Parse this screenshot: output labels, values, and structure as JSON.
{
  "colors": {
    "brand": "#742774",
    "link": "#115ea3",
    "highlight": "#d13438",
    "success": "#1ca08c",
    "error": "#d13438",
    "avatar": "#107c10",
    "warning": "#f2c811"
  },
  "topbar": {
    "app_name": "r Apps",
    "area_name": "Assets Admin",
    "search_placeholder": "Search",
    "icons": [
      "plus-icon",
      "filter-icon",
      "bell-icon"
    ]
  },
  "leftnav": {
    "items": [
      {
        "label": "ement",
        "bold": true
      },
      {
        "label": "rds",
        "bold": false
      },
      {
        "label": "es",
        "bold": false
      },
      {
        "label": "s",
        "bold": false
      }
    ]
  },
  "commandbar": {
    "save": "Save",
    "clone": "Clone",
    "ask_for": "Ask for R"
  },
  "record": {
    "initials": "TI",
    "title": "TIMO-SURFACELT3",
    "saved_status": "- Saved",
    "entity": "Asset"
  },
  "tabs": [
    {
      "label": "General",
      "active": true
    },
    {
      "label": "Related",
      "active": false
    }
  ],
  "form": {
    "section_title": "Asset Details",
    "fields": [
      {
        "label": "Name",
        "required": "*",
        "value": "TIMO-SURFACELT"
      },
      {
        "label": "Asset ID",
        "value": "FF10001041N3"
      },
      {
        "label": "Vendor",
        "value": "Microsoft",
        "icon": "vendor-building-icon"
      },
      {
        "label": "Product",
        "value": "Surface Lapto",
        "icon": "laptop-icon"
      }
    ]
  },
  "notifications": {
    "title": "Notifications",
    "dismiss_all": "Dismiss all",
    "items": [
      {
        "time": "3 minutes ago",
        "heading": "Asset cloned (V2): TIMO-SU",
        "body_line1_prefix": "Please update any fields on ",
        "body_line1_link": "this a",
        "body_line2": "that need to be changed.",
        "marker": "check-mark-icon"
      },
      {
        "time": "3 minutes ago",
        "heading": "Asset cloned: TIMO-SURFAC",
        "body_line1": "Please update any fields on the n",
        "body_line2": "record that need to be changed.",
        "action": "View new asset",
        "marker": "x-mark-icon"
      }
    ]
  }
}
_ _ _ _
**AIM OF THE EXERCISE**: Among the entries above, how many lines hold the string "record"? Respond with nothing but the number.

**REPLY**: 2